## Görevler
**A)** Aşağıdaki Zokora açıklamalarında, onun Afrika'daki altyapıda 8 sene boyunca yaşamı paylaştığını söylediği oyuncuların hepsini sıralayın.
**B)** Aşağıdaki Zokora açıklamalarına göre Zokora, Sevilla ile hangi kupayı kazanmış?

Güncelleme Tarihi:
TFF'nin Tam Saha Dergisi'ne açıklamalarda bulunan Zokora, "Benim düşünce yapıma göre geçmişte ne yaşamış olursanız olun, bunları genç insanlara aktarabilmeniz için onlarla iyi iletişim kurmanız gerekir. Onları dinlemeniz, saygı göstermeniz gerekir ki onlar da sizin geçmiş deneyimlerinize saygı göstersin. Ben İngiltere'de, İspanya'da forma giydim, uluslararası çok iyi deneyimler yaşadım. Ama buraya yeni bir oyuncu olarak geldim. Ve burada saygı göstermem gereken bir oyuncu grubu var. Onlara deneyimlerimi anlatabilmem için önce onları anlayıp saygı göstermem gerekiyor. Onların da beni iyi anladıklarını düşünüyorum. Takım içinde herkes İngilizce konuşmasa da çalışanların da yardımıyla iyi bir iletişim oluşturuyoruz" ifadelerini kullandı.
"EN MUTLU GÜNLERİM AFRİKA'DA ALT YAPIDA OYNARKEN GEÇTİ"
Zokora, kariyeri boyunca en mutlu günlerini Afrika'da alt yapıda oynadığı yıllarda geçirdiğini belirterek, "Kariyerim boyunca Gent'le Belçika Ligi şampiyonluğunu yaşadım, İngiltere'de Tottenham'la Carling Cup'u, İspanya'da Sevilla ile Kral Kupası'nı kazandım, 2006 Dünya Kupası'nda Fildişi formasını giydim. Orada Almanya, Arjantin ve Hollanda ile tarihi maçlar oynama şerefine eriştim. Ama şunu söylemeliyim ki, kariyerimde en mutlu olduğum yıllar Afrika'daki altyapı yıllarımdı. 8 sene boyunca Toure kardeşler, Kalou, Eboue ve Boka ile bir yaşamı paylaştık. Unutulmaz bir gelişim kaydettik. Futbola ve hayata dair ne varsa, bütün temellerimizi orada öğrendik. Benim için en unutulmaz ve mutlu günler hayatım boyunca o günler olarak kalacak" dedi.

## Gösterilen Veriler
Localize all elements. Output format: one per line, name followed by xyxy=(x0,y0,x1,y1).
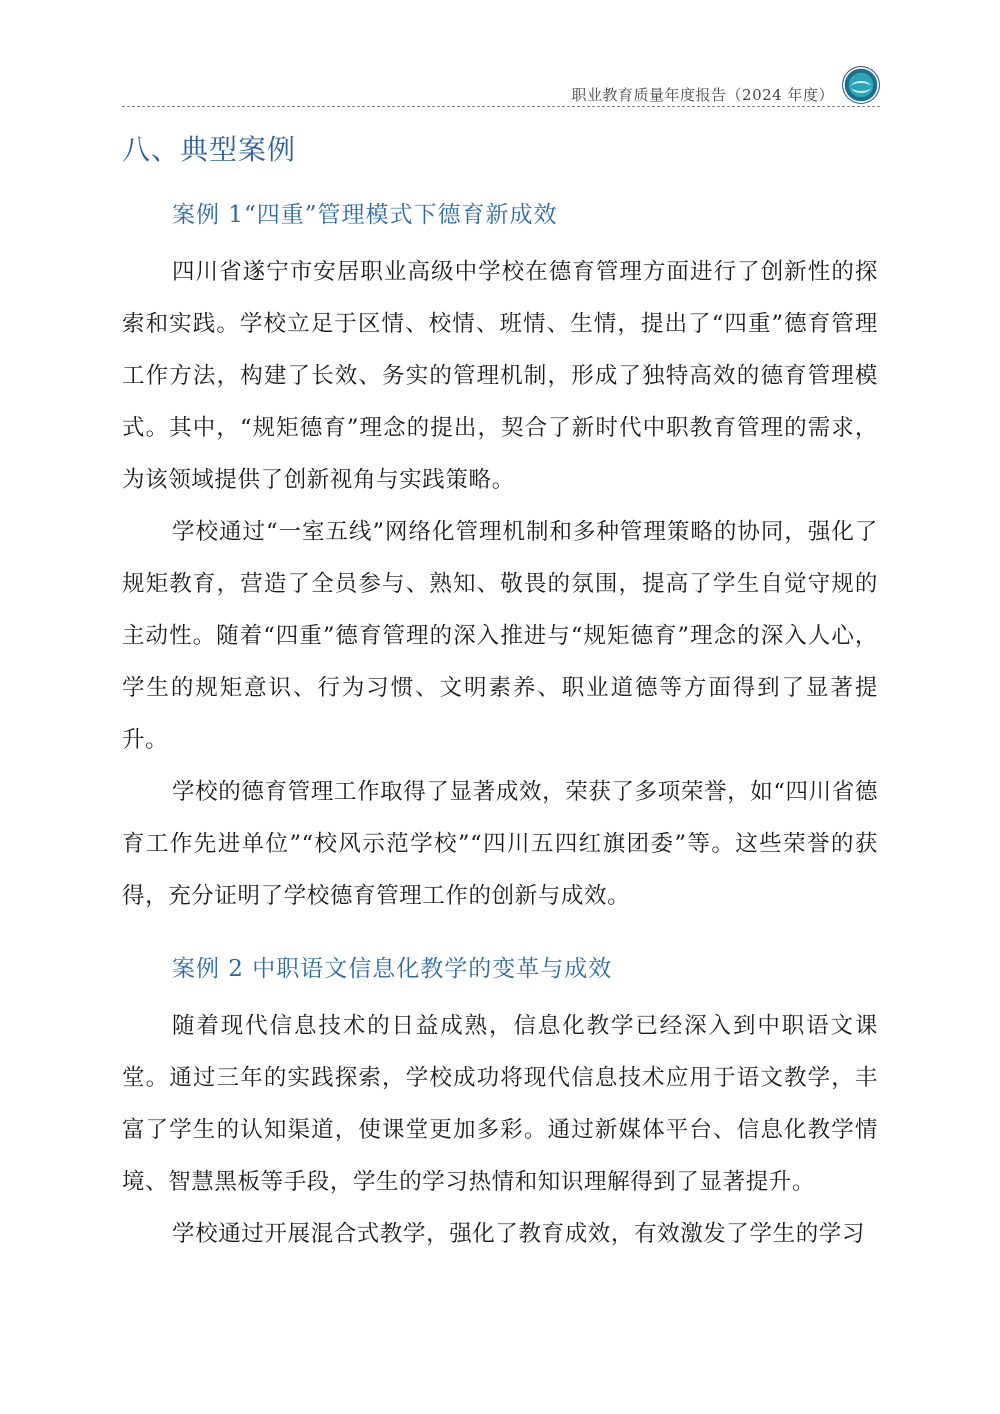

## Görev Bazında Sonuçlar
**A)** Toure kardeşler, Kalou, Eboue, Boka

**B)** Kral Kupası'nı